======== MATERIAL SUPPLIED ========

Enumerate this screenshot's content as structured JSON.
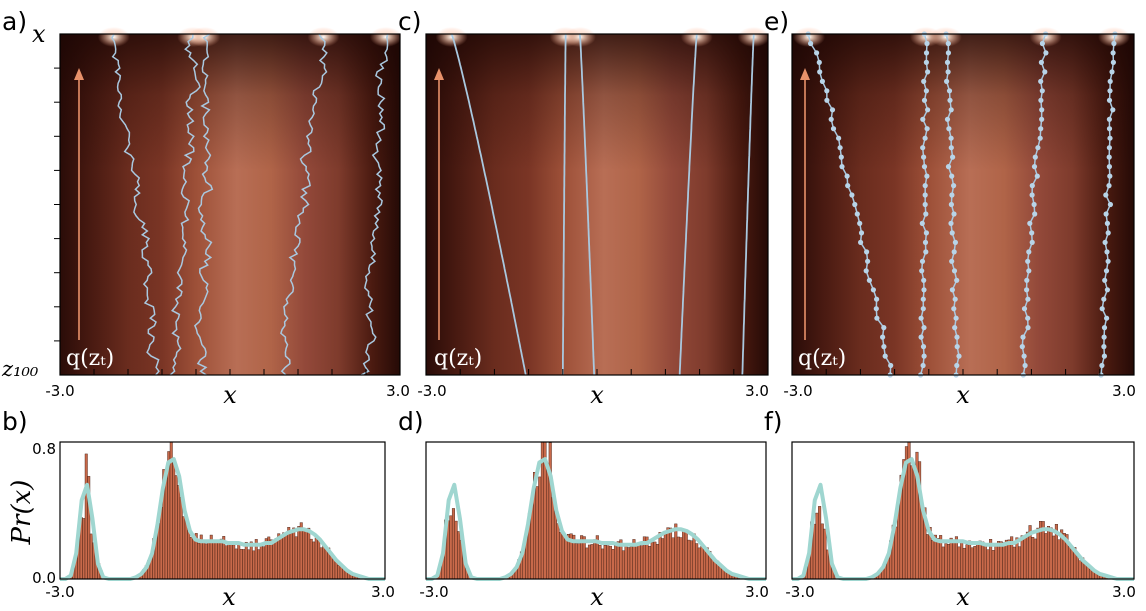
{
  "panels": [
    {
      "label": "a)",
      "type": "trajectory-heatmap",
      "y_axis_top_label": "x",
      "y_axis_bottom_label": "z₁₀₀",
      "xlabel": "x",
      "xlim": [
        -3.0,
        3.0
      ],
      "x_tick_labels": [
        "-3.0",
        "3.0"
      ],
      "annotation": "q(zₜ)",
      "arrow_color": "#e8916a",
      "style": "noisy",
      "trajectory_color": "#a9c8df",
      "trajectories": [
        {
          "x_top": -2.05,
          "x_bottom": -1.25
        },
        {
          "x_top": -0.65,
          "x_bottom": -1.0
        },
        {
          "x_top": -0.45,
          "x_bottom": -0.45
        },
        {
          "x_top": 1.65,
          "x_bottom": 0.95
        },
        {
          "x_top": 2.75,
          "x_bottom": 2.45
        }
      ]
    },
    {
      "label": "c)",
      "type": "trajectory-heatmap",
      "xlabel": "x",
      "xlim": [
        -3.0,
        3.0
      ],
      "x_tick_labels": [
        "-3.0",
        "3.0"
      ],
      "annotation": "q(zₜ)",
      "arrow_color": "#e8916a",
      "style": "smooth",
      "trajectory_color": "#a9c8df",
      "trajectories": [
        {
          "x_top": -2.55,
          "x_bottom": -1.25
        },
        {
          "x_top": -0.55,
          "x_bottom": -0.6
        },
        {
          "x_top": -0.3,
          "x_bottom": -0.05
        },
        {
          "x_top": 1.75,
          "x_bottom": 1.45
        },
        {
          "x_top": 2.75,
          "x_bottom": 2.55
        }
      ]
    },
    {
      "label": "e)",
      "type": "trajectory-heatmap",
      "xlabel": "x",
      "xlim": [
        -3.0,
        3.0
      ],
      "x_tick_labels": [
        "-3.0",
        "3.0"
      ],
      "annotation": "q(zₜ)",
      "arrow_color": "#e8916a",
      "style": "dotted",
      "trajectory_color": "#a9c8df",
      "trajectories": [
        {
          "x_top": -2.7,
          "x_bottom": -1.25
        },
        {
          "x_top": -0.65,
          "x_bottom": -0.7
        },
        {
          "x_top": -0.3,
          "x_bottom": -0.1
        },
        {
          "x_top": 1.45,
          "x_bottom": 1.05
        },
        {
          "x_top": 2.65,
          "x_bottom": 2.45
        }
      ]
    }
  ],
  "histograms": [
    {
      "label": "b)",
      "ylabel": "Pr(x)",
      "y_tick_labels": [
        "0.8",
        "0.0"
      ],
      "ylim": [
        0,
        0.8
      ],
      "xlabel": "x",
      "xlim": [
        -3.0,
        3.0
      ],
      "x_tick_labels": [
        "-3.0",
        "3.0"
      ],
      "first_peak_height": 0.78
    },
    {
      "label": "d)",
      "xlabel": "x",
      "xlim": [
        -3.0,
        3.0
      ],
      "x_tick_labels": [
        "-3.0",
        "3.0"
      ],
      "first_peak_height": 0.44
    },
    {
      "label": "f)",
      "xlabel": "x",
      "xlim": [
        -3.0,
        3.0
      ],
      "x_tick_labels": [
        "-3.0",
        "3.0"
      ],
      "first_peak_height": 0.37
    }
  ],
  "chart_data": {
    "type": "bar",
    "xlim": [
      -3.0,
      3.0
    ],
    "ylim": [
      0,
      0.8
    ],
    "bar_color": "#c8694a",
    "curve_color": "#9fd6d0",
    "density_curve": {
      "x": [
        -3.0,
        -2.9,
        -2.8,
        -2.7,
        -2.6,
        -2.5,
        -2.4,
        -2.3,
        -2.2,
        -2.1,
        -2.0,
        -1.9,
        -1.8,
        -1.7,
        -1.6,
        -1.5,
        -1.4,
        -1.3,
        -1.2,
        -1.1,
        -1.0,
        -0.9,
        -0.8,
        -0.7,
        -0.6,
        -0.5,
        -0.4,
        -0.3,
        -0.2,
        -0.1,
        0.0,
        0.1,
        0.2,
        0.3,
        0.4,
        0.5,
        0.6,
        0.7,
        0.8,
        0.9,
        1.0,
        1.1,
        1.2,
        1.3,
        1.4,
        1.5,
        1.6,
        1.7,
        1.8,
        1.9,
        2.0,
        2.1,
        2.2,
        2.3,
        2.4,
        2.5,
        2.6,
        2.7,
        2.8,
        2.9,
        3.0
      ],
      "y": [
        0.0,
        0.0,
        0.02,
        0.15,
        0.46,
        0.55,
        0.35,
        0.09,
        0.01,
        0.0,
        0.0,
        0.0,
        0.0,
        0.0,
        0.01,
        0.03,
        0.07,
        0.15,
        0.32,
        0.53,
        0.68,
        0.7,
        0.6,
        0.4,
        0.28,
        0.23,
        0.22,
        0.22,
        0.22,
        0.22,
        0.22,
        0.21,
        0.21,
        0.21,
        0.2,
        0.2,
        0.2,
        0.2,
        0.21,
        0.21,
        0.23,
        0.25,
        0.27,
        0.28,
        0.29,
        0.29,
        0.28,
        0.26,
        0.23,
        0.19,
        0.15,
        0.11,
        0.08,
        0.05,
        0.03,
        0.02,
        0.01,
        0.0,
        0.0,
        0.0,
        0.0
      ]
    }
  }
}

========

WHAT IS NEEDED: Look through the entries above and list every line containing "style".

PROBLEM SOLUTION:
      "style": "noisy",
      "style": "smooth",
      "style": "dotted",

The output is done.